- TASK PROMPT:
Select, from the material below, each line with "эффектов" in it.

- RECORDS PROVIDED:
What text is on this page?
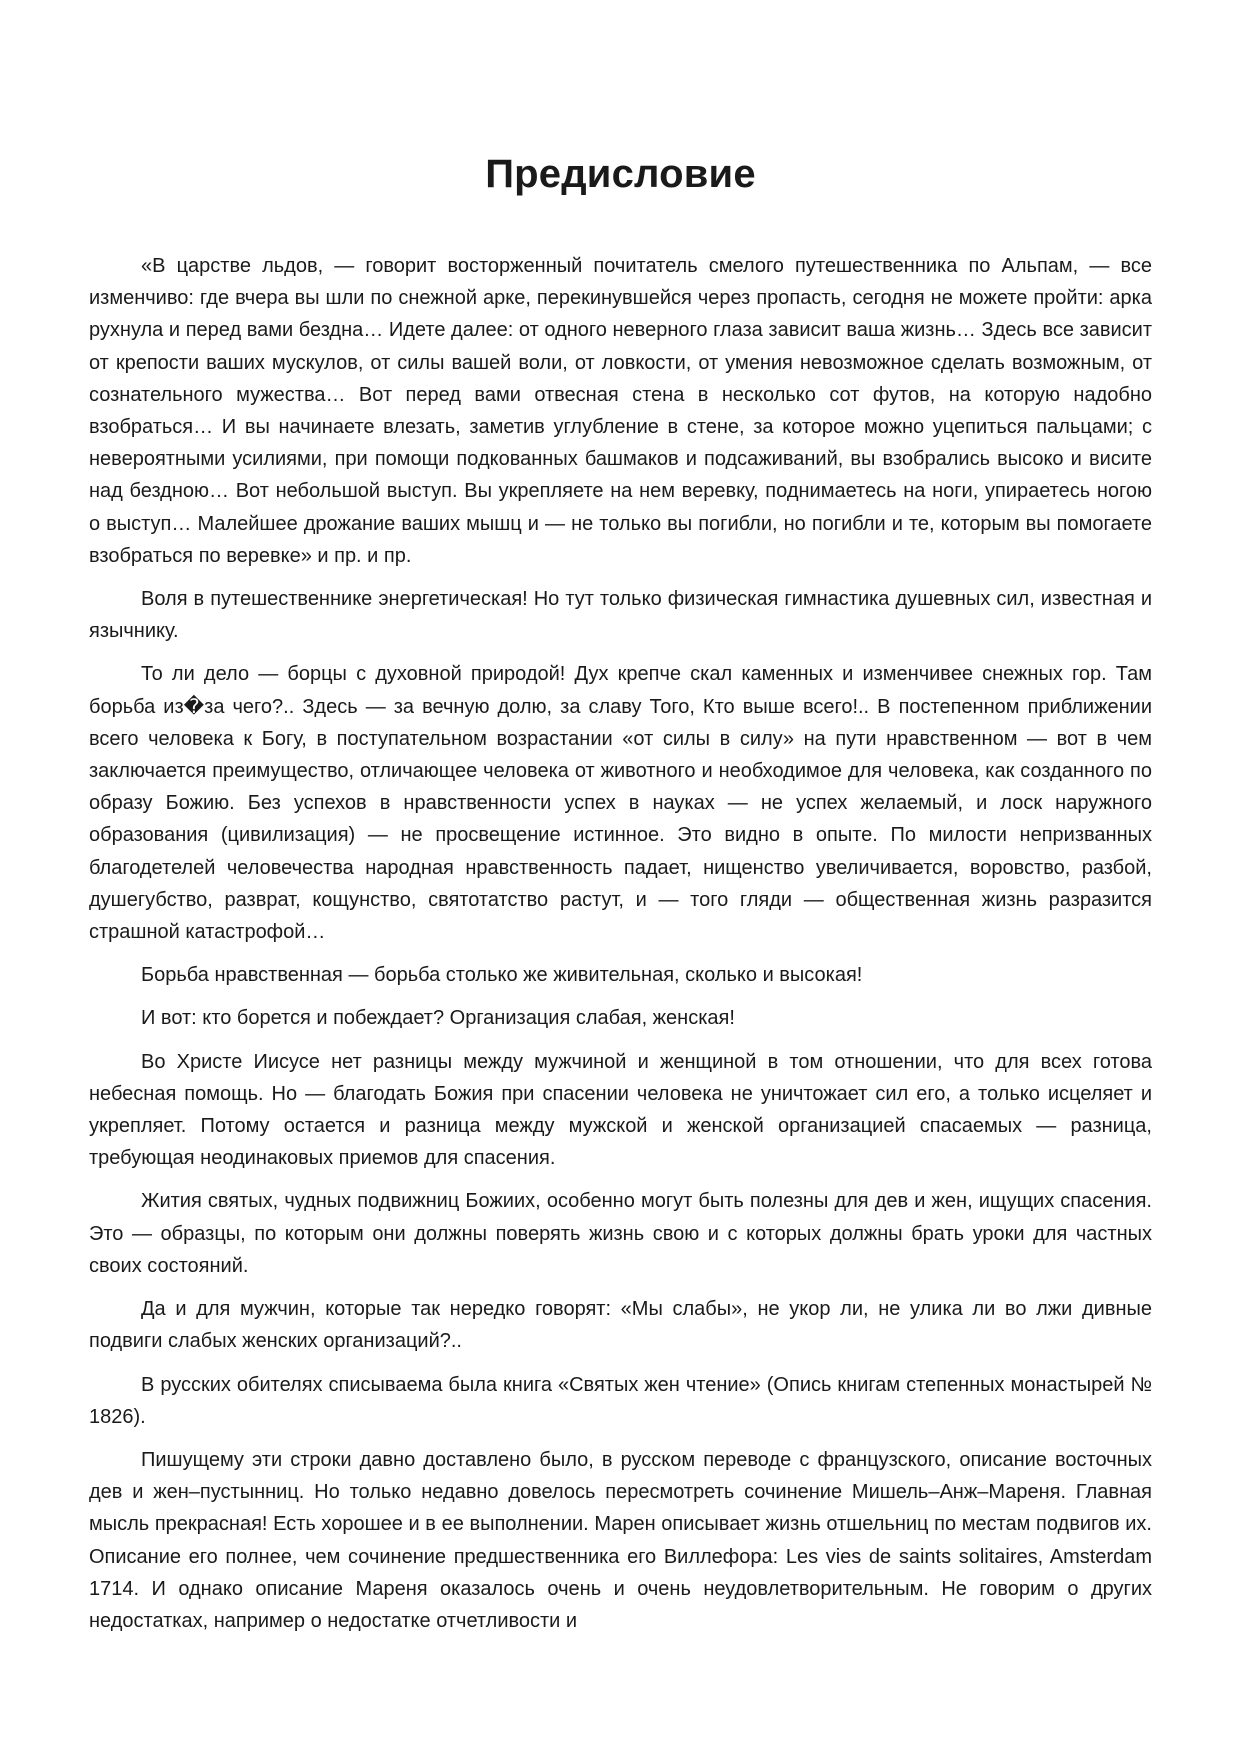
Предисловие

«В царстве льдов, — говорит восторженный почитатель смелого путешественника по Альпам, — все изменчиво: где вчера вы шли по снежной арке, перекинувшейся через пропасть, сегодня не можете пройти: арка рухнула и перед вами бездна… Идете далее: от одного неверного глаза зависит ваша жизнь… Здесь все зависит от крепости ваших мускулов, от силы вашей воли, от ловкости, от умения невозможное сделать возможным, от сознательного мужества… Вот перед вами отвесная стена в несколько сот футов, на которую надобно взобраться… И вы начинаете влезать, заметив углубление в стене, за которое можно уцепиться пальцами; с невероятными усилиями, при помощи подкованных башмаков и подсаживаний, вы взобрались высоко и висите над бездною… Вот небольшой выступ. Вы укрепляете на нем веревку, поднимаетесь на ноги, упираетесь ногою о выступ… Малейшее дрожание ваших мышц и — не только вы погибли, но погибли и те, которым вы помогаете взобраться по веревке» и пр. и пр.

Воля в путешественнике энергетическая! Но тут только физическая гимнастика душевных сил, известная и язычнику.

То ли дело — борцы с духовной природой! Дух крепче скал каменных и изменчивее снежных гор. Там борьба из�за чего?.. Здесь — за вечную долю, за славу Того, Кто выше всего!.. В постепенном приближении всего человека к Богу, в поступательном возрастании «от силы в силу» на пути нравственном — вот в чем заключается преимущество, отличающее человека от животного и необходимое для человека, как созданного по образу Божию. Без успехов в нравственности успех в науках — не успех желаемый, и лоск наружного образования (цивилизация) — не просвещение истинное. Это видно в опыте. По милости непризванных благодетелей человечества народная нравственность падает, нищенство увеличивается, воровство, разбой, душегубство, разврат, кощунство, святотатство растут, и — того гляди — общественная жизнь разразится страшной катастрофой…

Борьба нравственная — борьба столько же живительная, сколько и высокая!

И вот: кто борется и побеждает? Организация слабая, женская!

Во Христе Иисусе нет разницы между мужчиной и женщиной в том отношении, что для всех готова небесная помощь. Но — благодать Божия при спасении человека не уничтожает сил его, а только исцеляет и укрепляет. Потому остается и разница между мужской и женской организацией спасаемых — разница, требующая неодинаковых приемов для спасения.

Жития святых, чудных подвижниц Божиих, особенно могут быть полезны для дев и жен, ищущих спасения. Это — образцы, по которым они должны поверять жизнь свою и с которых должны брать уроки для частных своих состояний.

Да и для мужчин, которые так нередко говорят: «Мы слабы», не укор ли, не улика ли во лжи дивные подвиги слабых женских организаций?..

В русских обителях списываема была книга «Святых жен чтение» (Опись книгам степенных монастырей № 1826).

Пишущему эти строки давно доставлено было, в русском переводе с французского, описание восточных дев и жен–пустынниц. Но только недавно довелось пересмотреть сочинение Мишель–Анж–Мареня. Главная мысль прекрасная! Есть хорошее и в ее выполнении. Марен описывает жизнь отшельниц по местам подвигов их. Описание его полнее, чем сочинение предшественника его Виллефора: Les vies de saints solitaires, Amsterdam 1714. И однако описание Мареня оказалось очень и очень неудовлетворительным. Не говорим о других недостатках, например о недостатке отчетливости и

---

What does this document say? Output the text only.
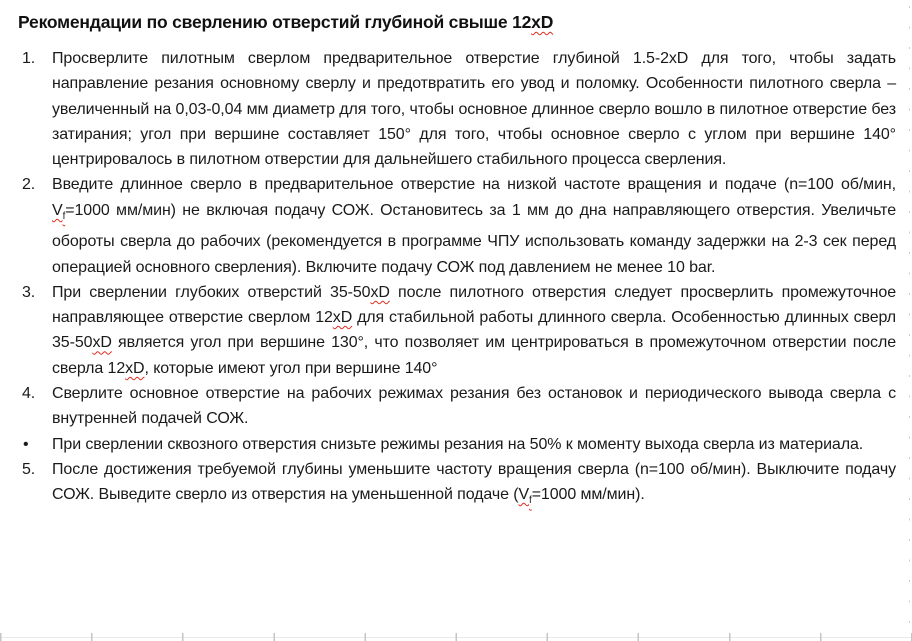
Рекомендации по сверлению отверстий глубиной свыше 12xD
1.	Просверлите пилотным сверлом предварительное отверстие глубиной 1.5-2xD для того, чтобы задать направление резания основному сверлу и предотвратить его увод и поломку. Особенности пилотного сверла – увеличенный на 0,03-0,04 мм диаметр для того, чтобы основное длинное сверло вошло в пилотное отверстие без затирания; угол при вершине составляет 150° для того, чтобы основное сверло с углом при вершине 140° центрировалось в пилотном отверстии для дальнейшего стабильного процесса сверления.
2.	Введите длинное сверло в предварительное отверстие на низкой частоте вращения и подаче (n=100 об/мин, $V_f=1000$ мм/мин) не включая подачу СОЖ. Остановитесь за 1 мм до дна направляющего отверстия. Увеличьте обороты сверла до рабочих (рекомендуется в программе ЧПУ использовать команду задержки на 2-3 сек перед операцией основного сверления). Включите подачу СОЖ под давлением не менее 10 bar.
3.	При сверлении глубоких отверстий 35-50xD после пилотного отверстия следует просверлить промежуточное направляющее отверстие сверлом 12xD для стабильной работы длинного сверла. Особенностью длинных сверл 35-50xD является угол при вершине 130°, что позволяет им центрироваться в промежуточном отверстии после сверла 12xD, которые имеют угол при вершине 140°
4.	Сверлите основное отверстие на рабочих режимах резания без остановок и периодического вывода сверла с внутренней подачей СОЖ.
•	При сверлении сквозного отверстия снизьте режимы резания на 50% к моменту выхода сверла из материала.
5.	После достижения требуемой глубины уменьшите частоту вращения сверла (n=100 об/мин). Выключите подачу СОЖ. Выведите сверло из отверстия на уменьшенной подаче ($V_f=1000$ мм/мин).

==

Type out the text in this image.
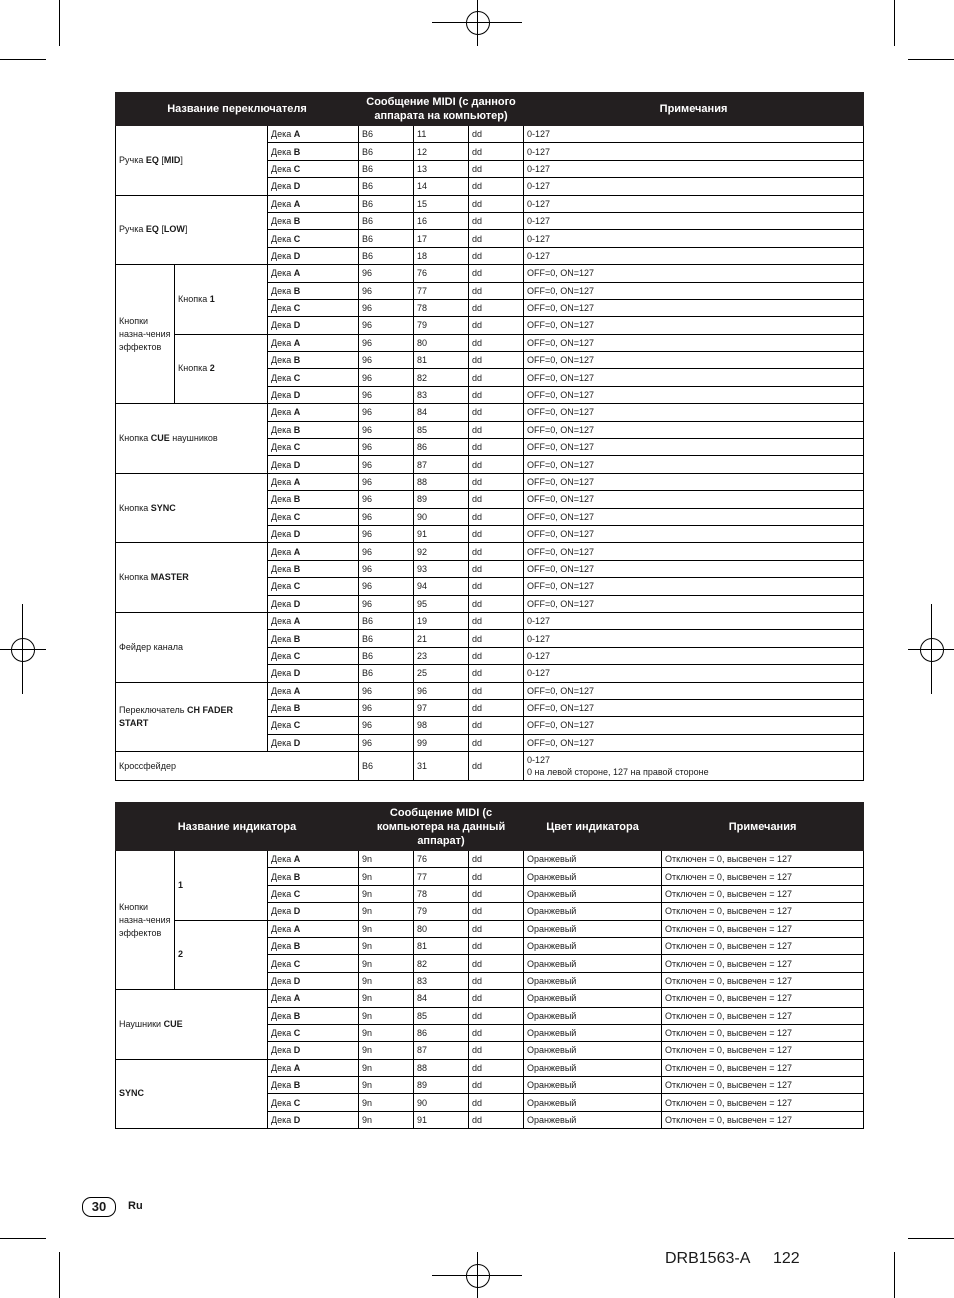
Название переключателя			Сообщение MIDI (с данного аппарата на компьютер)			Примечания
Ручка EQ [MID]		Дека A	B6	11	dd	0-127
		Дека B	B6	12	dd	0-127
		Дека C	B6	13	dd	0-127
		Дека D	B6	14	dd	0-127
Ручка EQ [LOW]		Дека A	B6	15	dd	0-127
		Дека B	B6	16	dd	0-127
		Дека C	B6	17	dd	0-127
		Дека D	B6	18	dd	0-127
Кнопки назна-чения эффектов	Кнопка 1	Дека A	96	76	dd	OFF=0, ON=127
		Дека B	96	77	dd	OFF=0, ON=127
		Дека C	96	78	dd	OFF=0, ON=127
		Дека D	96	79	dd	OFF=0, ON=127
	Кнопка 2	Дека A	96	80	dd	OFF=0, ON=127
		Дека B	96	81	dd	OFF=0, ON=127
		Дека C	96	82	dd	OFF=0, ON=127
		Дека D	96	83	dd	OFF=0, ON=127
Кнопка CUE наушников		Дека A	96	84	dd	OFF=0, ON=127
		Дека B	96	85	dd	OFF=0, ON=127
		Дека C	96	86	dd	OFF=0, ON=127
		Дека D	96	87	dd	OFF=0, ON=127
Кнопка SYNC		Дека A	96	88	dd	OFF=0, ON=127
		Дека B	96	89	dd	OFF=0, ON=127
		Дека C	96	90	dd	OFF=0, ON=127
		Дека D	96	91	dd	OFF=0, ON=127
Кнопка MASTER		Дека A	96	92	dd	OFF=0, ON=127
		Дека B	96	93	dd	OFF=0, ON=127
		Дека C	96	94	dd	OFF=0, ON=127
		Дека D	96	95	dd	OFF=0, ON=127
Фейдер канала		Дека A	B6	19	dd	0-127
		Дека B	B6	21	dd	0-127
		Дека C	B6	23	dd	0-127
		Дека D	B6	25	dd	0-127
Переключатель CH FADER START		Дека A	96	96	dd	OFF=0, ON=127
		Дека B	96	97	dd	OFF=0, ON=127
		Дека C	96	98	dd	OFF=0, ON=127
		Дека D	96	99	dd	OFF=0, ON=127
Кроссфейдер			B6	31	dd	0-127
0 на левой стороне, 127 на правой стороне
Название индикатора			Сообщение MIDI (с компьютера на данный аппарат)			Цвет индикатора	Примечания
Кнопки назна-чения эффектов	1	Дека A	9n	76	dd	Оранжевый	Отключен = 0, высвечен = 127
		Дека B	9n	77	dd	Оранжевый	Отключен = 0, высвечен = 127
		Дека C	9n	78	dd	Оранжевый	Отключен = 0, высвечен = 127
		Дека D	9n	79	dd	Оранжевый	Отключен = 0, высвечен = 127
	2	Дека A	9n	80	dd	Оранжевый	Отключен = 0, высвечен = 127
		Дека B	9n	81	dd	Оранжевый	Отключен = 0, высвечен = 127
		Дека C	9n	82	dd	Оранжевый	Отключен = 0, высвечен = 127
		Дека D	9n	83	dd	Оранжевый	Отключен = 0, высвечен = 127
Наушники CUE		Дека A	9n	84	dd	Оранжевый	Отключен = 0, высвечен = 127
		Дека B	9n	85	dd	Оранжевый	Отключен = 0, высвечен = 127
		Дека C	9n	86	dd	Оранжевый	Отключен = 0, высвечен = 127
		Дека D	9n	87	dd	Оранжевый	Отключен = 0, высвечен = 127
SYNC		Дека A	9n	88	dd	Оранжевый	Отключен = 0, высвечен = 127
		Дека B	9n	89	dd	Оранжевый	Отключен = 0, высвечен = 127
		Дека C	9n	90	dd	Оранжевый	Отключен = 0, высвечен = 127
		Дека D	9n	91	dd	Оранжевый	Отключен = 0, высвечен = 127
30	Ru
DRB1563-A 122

- WRITTEN SOLUTION:
Кнопки назна-чения эффектов	Кнопка 1	Дека A	96	76	dd	OFF=0, ON=127
Кнопки назна-чения эффектов	1	Дека A	9n	76	dd	Оранжевый	Отключен = 0, высвечен = 127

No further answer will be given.